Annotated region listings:
------------------------------------------------------------------------

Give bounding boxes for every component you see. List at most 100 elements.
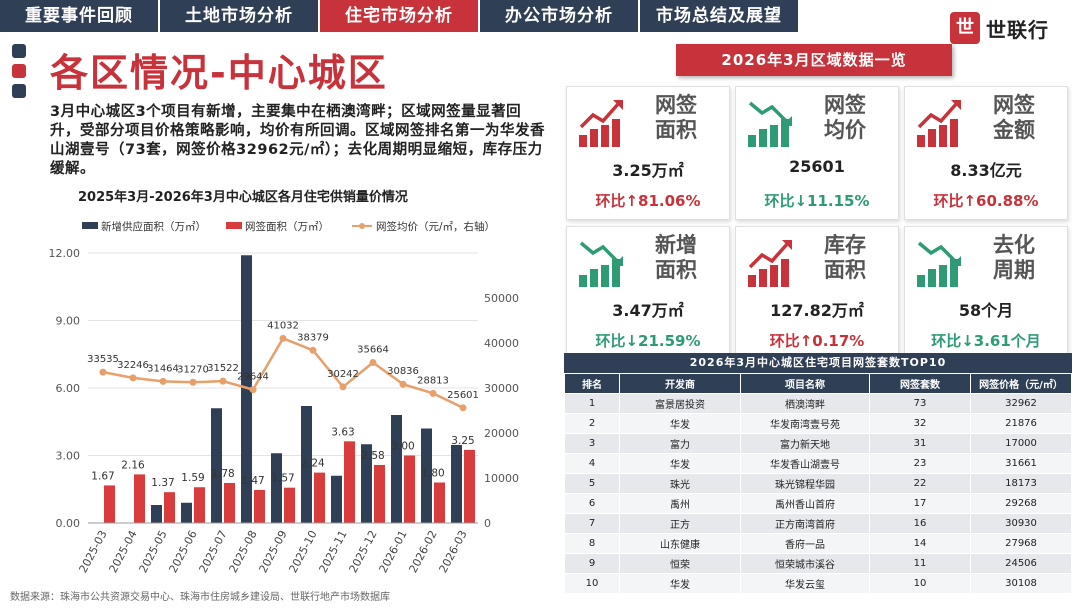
data-source-note: 数据来源：珠海市公共资源交易中心、珠海市住房城乡建设局、世联行地产市场数据库	[10, 592, 390, 603]
rank-cell: 8	[564, 533, 620, 554]
signed-bar	[344, 441, 355, 523]
col-units: 网签套数	[869, 373, 971, 394]
signed-bar	[284, 487, 295, 523]
tab-residential-market[interactable]: 住宅市场分析	[320, 0, 478, 32]
tab-land-market[interactable]: 土地市场分析	[160, 0, 318, 32]
kpi-label: 网签 金额	[969, 93, 1059, 143]
kpi-label-line2: 面积	[655, 258, 697, 282]
y-right-tick-label: 10000	[484, 472, 519, 485]
supply-bar	[181, 502, 192, 523]
kpi-label-line1: 网签	[824, 93, 866, 117]
kpi-label: 网签 均价	[800, 93, 890, 143]
y-left-tick-label: 0.00	[56, 517, 81, 530]
rank-cell: 2	[564, 413, 620, 434]
kpi-label-line1: 网签	[655, 93, 697, 117]
developer-cell: 珠光	[619, 473, 741, 494]
price-point	[399, 380, 407, 388]
supply-bar	[271, 453, 282, 523]
project-cell: 禹州香山首府	[740, 493, 870, 514]
project-cell: 华发云玺	[740, 573, 870, 594]
y-right-tick-label: 0	[484, 517, 491, 530]
signed-bar-label: 2.24	[301, 458, 325, 470]
data-panel-title: 2026年3月区域数据一览	[676, 44, 952, 76]
y-left-tick-label: 6.00	[56, 382, 81, 395]
kpi-label-line2: 周期	[993, 258, 1035, 282]
kpi-label: 网签 面积	[631, 93, 721, 143]
signed-bar-label: 1.80	[421, 468, 444, 480]
brand-logo: 世 世联行	[950, 12, 1049, 44]
price-label: 30836	[387, 366, 419, 377]
chart-data-labels: 1.67 2.16 1.37 1.59 1.78 1.47 1.57 2.24 3.63 2.58…	[87, 320, 479, 489]
price-cell: 27968	[970, 533, 1072, 554]
trend-up-chart-icon	[917, 100, 961, 147]
kpi-card: 去化 周期 58个月 环比↓3.61个月	[904, 226, 1068, 360]
chart-price-line	[99, 334, 467, 412]
tab-office-market[interactable]: 办公市场分析	[480, 0, 638, 32]
signed-bar-label: 2.16	[121, 459, 145, 471]
x-tick-label: 2025-12	[347, 528, 380, 575]
developer-cell: 恒荣	[619, 553, 741, 574]
signed-bar	[134, 474, 145, 523]
units-cell: 31	[869, 433, 971, 454]
supply-bar	[331, 475, 342, 523]
developer-cell: 华发	[619, 413, 741, 434]
kpi-label-line1: 网签	[993, 93, 1035, 117]
kpi-card: 网签 金额 8.33亿元 环比↑60.88%	[904, 86, 1068, 220]
signed-bar	[404, 455, 415, 523]
table-row: 7 正方 正方南湾首府 16 30930	[564, 513, 1072, 534]
top10-table-title: 2026年3月中心城区住宅项目网签套数TOP10	[564, 353, 1072, 373]
units-cell: 16	[869, 513, 971, 534]
project-cell: 华发南湾壹号苑	[740, 413, 870, 434]
kpi-card: 新增 面积 3.47万㎡ 环比↓21.59%	[566, 226, 730, 360]
kpi-label: 库存 面积	[800, 233, 890, 283]
top10-table: 2026年3月中心城区住宅项目网签套数TOP10 排名 开发商 项目名称 网签套…	[564, 353, 1072, 594]
price-cell: 29268	[970, 493, 1072, 514]
price-label: 25601	[447, 390, 479, 401]
signed-bar	[194, 487, 205, 523]
price-label: 31522	[207, 363, 239, 374]
price-label: 29644	[237, 372, 269, 383]
price-label: 31464	[147, 363, 179, 374]
developer-cell: 华发	[619, 573, 741, 594]
supply-bar	[151, 505, 162, 523]
kpi-label-line1: 去化	[993, 233, 1035, 257]
x-tick-label: 2025-11	[317, 528, 350, 575]
price-point	[369, 359, 377, 367]
rank-cell: 3	[564, 433, 620, 454]
legend-swatch-supply	[82, 222, 98, 229]
kpi-change: 环比↓11.15%	[764, 192, 870, 210]
signed-bar-label: 1.57	[271, 473, 294, 485]
x-tick-label: 2025-08	[227, 528, 260, 575]
x-tick-label: 2025-04	[107, 528, 140, 575]
signed-bar	[254, 489, 265, 523]
price-cell: 30930	[970, 513, 1072, 534]
signed-bar-label: 3.63	[331, 426, 354, 438]
rank-cell: 6	[564, 493, 620, 514]
price-point	[309, 346, 317, 354]
kpi-value: 58个月	[958, 301, 1014, 320]
table-row: 3 富力 富力新天地 31 17000	[564, 433, 1072, 454]
signed-bar	[104, 485, 115, 523]
price-point	[429, 389, 437, 397]
signed-bar-label: 1.47	[241, 475, 264, 487]
kpi-change: 环比↓21.59%	[595, 332, 701, 350]
table-row: 2 华发 华发南湾壹号苑 32 21876	[564, 413, 1072, 434]
y-right-tick-label: 20000	[484, 427, 519, 440]
price-label: 35664	[357, 345, 389, 356]
x-tick-label: 2025-03	[77, 528, 110, 575]
kpi-label: 去化 周期	[969, 233, 1059, 283]
tab-summary-outlook[interactable]: 市场总结及展望	[640, 0, 798, 32]
rank-cell: 9	[564, 553, 620, 574]
table-row: 4 华发 华发香山湖壹号 23 31661	[564, 453, 1072, 474]
tab-key-events[interactable]: 重要事件回顾	[0, 0, 158, 32]
price-label: 28813	[417, 375, 449, 386]
legend-signed: 网签面积（万㎡）	[245, 220, 329, 233]
price-cell: 32962	[970, 393, 1072, 414]
signed-bar	[374, 464, 385, 523]
table-header-row: 排名 开发商 项目名称 网签套数 网签价格（元/㎡）	[564, 373, 1072, 394]
rank-cell: 1	[564, 393, 620, 414]
x-tick-label: 2025-09	[257, 528, 290, 575]
kpi-label-line2: 金额	[993, 118, 1035, 142]
title-bullets	[12, 44, 26, 104]
signed-bar	[224, 482, 235, 523]
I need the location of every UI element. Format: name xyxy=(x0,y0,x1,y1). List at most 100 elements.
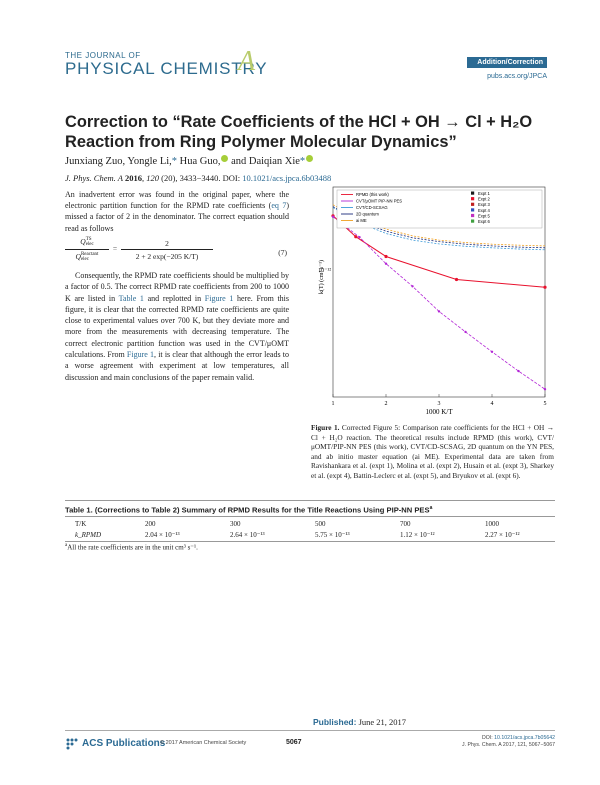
table-cell: 5.75 × 10⁻¹³ xyxy=(315,531,350,539)
table-link[interactable]: Table 1 xyxy=(118,293,144,303)
legend-label: Expt 5 xyxy=(478,213,491,218)
author-name[interactable]: Junxiang Zuo, xyxy=(65,156,126,167)
eq-fraction-bar xyxy=(121,249,213,250)
legend-marker xyxy=(471,219,475,223)
footer-doi-link[interactable]: 10.1021/acs.jpca.7b05642 xyxy=(494,735,555,741)
eq-subscript: elec xyxy=(85,242,94,248)
table-header-rule xyxy=(65,516,555,517)
table-header-cell: 700 xyxy=(400,520,411,528)
footer-citation: J. Phys. Chem. A 2017, 121, 5067−5067 xyxy=(461,742,555,748)
body-text: An inadvertent error was found in the or… xyxy=(65,190,289,211)
legend-marker xyxy=(471,191,475,195)
journal-logo: THE JOURNAL OF PHYSICAL CHEMISTRY xyxy=(65,52,268,78)
plot-ticks-group: 1 2 3 4 5 xyxy=(332,394,547,407)
series-point xyxy=(490,350,494,353)
eq-rhs-numerator: 2 xyxy=(165,239,169,248)
journal-name-big: PHYSICAL CHEMISTRY xyxy=(65,59,268,78)
table-cell: 2.64 × 10⁻¹³ xyxy=(230,531,265,539)
orcid-icon[interactable] xyxy=(306,155,314,162)
figure-link[interactable]: Figure 1 xyxy=(204,293,234,303)
acs-publications-link[interactable]: ACS Publications xyxy=(82,738,166,749)
author-list: Junxiang Zuo, Yongle Li,* Hua Guo, and D… xyxy=(65,155,314,167)
table-header-cell: 200 xyxy=(145,520,156,528)
figure-link[interactable]: Figure 1 xyxy=(126,350,154,360)
series-point xyxy=(384,254,388,259)
series-point xyxy=(543,388,547,391)
eq-superscript: Reactant xyxy=(80,252,99,258)
series-point xyxy=(437,310,441,313)
equation-7: QTS elec QReactant elec = 2 2 + 2 exp(−205… xyxy=(65,235,289,275)
series-point xyxy=(354,235,358,239)
table-title-footnote-mark: a xyxy=(429,505,433,511)
eq-subscript: elec xyxy=(80,257,89,263)
section-banner: Addition/Correction xyxy=(467,57,547,68)
legend-label: Expt 4 xyxy=(478,208,491,213)
table-top-rule xyxy=(65,500,555,501)
orcid-icon[interactable] xyxy=(221,155,229,162)
x-tick-label: 4 xyxy=(491,401,494,407)
legend-marker xyxy=(471,202,475,206)
table-cell: 2.04 × 10⁻¹³ xyxy=(145,531,180,539)
author-name[interactable]: Hua Guo, xyxy=(179,156,221,167)
footnote-text: All the rate coefficients are in the uni… xyxy=(67,543,198,552)
page-number: 5067 xyxy=(286,739,302,746)
journal-url-link[interactable]: pubs.acs.org/JPCA xyxy=(487,73,547,80)
chart-legend: RPMD (this work) CVT/μOMT PIP-NN PESCVT/C… xyxy=(336,189,543,229)
legend-label: CVT/CD-SCSAG xyxy=(356,205,388,210)
series-point xyxy=(331,215,335,218)
article-title: Correction to “Rate Coefficients of the … xyxy=(65,113,533,151)
series-point xyxy=(384,262,388,265)
footer-doi-label: DOI: xyxy=(482,735,493,741)
y-axis-label: k(T) (cm³ s⁻¹) xyxy=(318,260,325,294)
table-header-cell: 300 xyxy=(230,520,241,528)
figure-1-chart: 1 2 3 4 5 RPMD (this work) CVT/μOMT PIP-NN PE… xyxy=(318,186,547,416)
series-point xyxy=(517,369,520,373)
table-header-cell: 500 xyxy=(315,520,326,528)
table-title: Table 1. (Corrections to Table 2) Summar… xyxy=(65,505,555,515)
eq-number: (7) xyxy=(278,248,287,257)
author-name[interactable]: Yongle Li, xyxy=(127,156,172,167)
table-cell: 2.27 × 10⁻¹² xyxy=(485,531,520,539)
body-text: ) missed a factor of 2 in the denominato… xyxy=(65,201,289,233)
citation-volume: 120 xyxy=(146,173,160,183)
x-axis-label: 1000 K/T xyxy=(425,408,453,416)
acs-logo-icon xyxy=(66,738,78,750)
citation-line: J. Phys. Chem. A 2016, 120 (20), 3433−34… xyxy=(65,173,332,183)
eq-fraction-bar xyxy=(65,249,109,250)
legend-marker xyxy=(471,213,475,218)
citation-issue: (20), xyxy=(161,173,178,183)
legend-marker xyxy=(471,208,475,212)
x-tick-label: 5 xyxy=(544,401,547,407)
x-tick-label: 3 xyxy=(438,401,441,407)
equation-link[interactable]: eq 7 xyxy=(271,201,287,211)
series-point xyxy=(464,330,467,334)
citation-doi-label: DOI: xyxy=(222,173,241,183)
series-line xyxy=(332,216,546,390)
rpmd-table: T/K 200 300 500 700 1000 k_RPMD 2.04 × 1… xyxy=(65,520,555,542)
body-text: here. From this figure, it is clear that… xyxy=(65,293,290,360)
citation-doi-link[interactable]: 10.1021/acs.jpca.6b03488 xyxy=(242,173,332,183)
series-point xyxy=(454,277,459,282)
table-footnote: aAll the rate coefficients are in the un… xyxy=(65,543,198,551)
body-text: and replotted in xyxy=(143,293,205,303)
author-name[interactable]: and Daiqian Xie xyxy=(231,156,300,167)
body-text: , it is clear that although the error le… xyxy=(65,350,289,382)
series-point xyxy=(543,285,547,289)
corresponding-author-icon: * xyxy=(171,156,178,167)
table-header-row: T/K 200 300 500 700 1000 xyxy=(65,520,555,531)
table-bottom-rule xyxy=(65,541,555,542)
series-point xyxy=(411,285,414,288)
footer-doi: DOI: 10.1021/acs.jpca.7b05642 J. Phys. C… xyxy=(400,735,555,749)
footer-rule xyxy=(65,730,555,731)
legend-box xyxy=(336,189,543,229)
legend-label: RPMD (this work) xyxy=(356,192,389,197)
body-paragraph-2: Consequently, the RPMD rate coefficients… xyxy=(65,270,289,383)
table-title-text: Table 1. (Corrections to Table 2) Summar… xyxy=(65,505,430,515)
caption-text: Corrected Figure 5: Comparison rate coef… xyxy=(311,423,554,480)
body-text: Consequently, the RPMD rate coefficients… xyxy=(65,271,289,303)
eq-lhs-denominator: QReactant elec xyxy=(65,252,109,262)
x-tick-label: 1 xyxy=(332,401,335,407)
legend-label: Expt 1 xyxy=(478,191,491,196)
citation-journal: J. Phys. Chem. A xyxy=(65,173,123,183)
legend-label: Expt 6 xyxy=(478,219,491,224)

------------------------------------------------------------------------

WRITTEN TASK –
Express the lines in the entries above, from the line containing "592, 390, 603]" through the line containing "table-row: 7 正方", as a Markdown table with a Row column for the row number and a Text column for the line, leaving out blank lines.

WRITTEN REPLY –
| Row | Text |
|---|---|
| 1 | data-source-note: 数据来源：珠海市公共资源交易中心、珠海市住房城乡建设局、世联行地产市场数据库	[10, 592, 390, 603] |
| 2 | rank-cell: 8	[564, 533, 620, 554] |
| 3 | signed-bar	[344, 441, 355, 523] |
| 4 | col-units: 网签套数	[869, 373, 971, 394] |
| 5 | signed-bar	[284, 487, 295, 523] |
| 6 | tab-residential-market[interactable]: 住宅市场分析	[320, 0, 478, 32] |
| 7 | tab-land-market[interactable]: 土地市场分析	[160, 0, 318, 32] |
| 8 | kpi-label: 网签 金额	[969, 93, 1059, 143] |
| 9 | kpi-label-line2: 面积	[655, 258, 697, 282] |
| 10 | y-right-tick-label: 10000	[484, 472, 519, 485] |
| 11 | supply-bar	[181, 502, 192, 523] |
| 12 | kpi-label-line1: 网签	[824, 93, 866, 117] |
| 13 | kpi-label: 网签 均价	[800, 93, 890, 143] |
| 14 | y-left-tick-label: 0.00	[56, 517, 81, 530] |
| 15 | rank-cell: 2	[564, 413, 620, 434] |
| 16 | kpi-label-line1: 网签	[655, 93, 697, 117] |
| 17 | developer-cell: 珠光	[619, 473, 741, 494] |
| 18 | price-point	[399, 380, 407, 388] |
| 19 | supply-bar	[271, 453, 282, 523] |
| 20 | project-cell: 禹州香山首府	[740, 493, 870, 514] |
| 21 | project-cell: 华发云玺	[740, 573, 870, 594] |
| 22 | y-right-tick-label: 0	[484, 517, 491, 530] |
| 23 | signed-bar-label: 2.24	[301, 458, 325, 470] |
| 24 | data-panel-title: 2026年3月区域数据一览	[676, 44, 952, 76] |
| 25 | y-left-tick-label: 6.00	[56, 382, 81, 395] |
| 26 | kpi-label-line2: 周期	[993, 258, 1035, 282] |
| 27 | kpi-label: 网签 面积	[631, 93, 721, 143] |
| 28 | signed-bar-label: 1.80	[421, 468, 444, 480] |
| 29 | brand-logo: 世 世联行	[950, 12, 1049, 44] |
| 30 | price-label: 30836	[387, 366, 419, 377] |
| 31 | chart-data-labels: 1.67 2.16 1.37 1.59 1.78 1.47 1.57 2.24 3.63 2.58…	[87, 320, 479, 489] |
| 32 | price-cell: 27968	[970, 533, 1072, 554] |
| 33 | trend-up-chart-icon	[917, 100, 961, 147] |
| 34 | kpi-card: 去化 周期 58个月 环比↓3.61个月	[904, 226, 1068, 360] |
| 35 | chart-price-line	[99, 334, 467, 412] |
| 36 | tab-office-market[interactable]: 办公市场分析	[480, 0, 638, 32] |
| 37 | signed-bar-label: 2.16	[121, 459, 145, 471] |
| 38 | x-tick-label: 2025-12	[347, 528, 380, 575] |
| 39 | developer-cell: 恒荣	[619, 553, 741, 574] |
| 40 | signed-bar	[134, 474, 145, 523] |
| 41 | units-cell: 31	[869, 433, 971, 454] |
| 42 | supply-bar	[331, 475, 342, 523] |
| 43 | developer-cell: 华发	[619, 413, 741, 434] |
| 44 | kpi-label-line1: 网签	[993, 93, 1035, 117] |
| 45 | kpi-card: 网签 金额 8.33亿元 环比↑60.88%	[904, 86, 1068, 220] |
| 46 | signed-bar	[404, 455, 415, 523] |
| 47 | table-row: 7 正方 正方南湾首府 16 30930	[564, 513, 1072, 534] |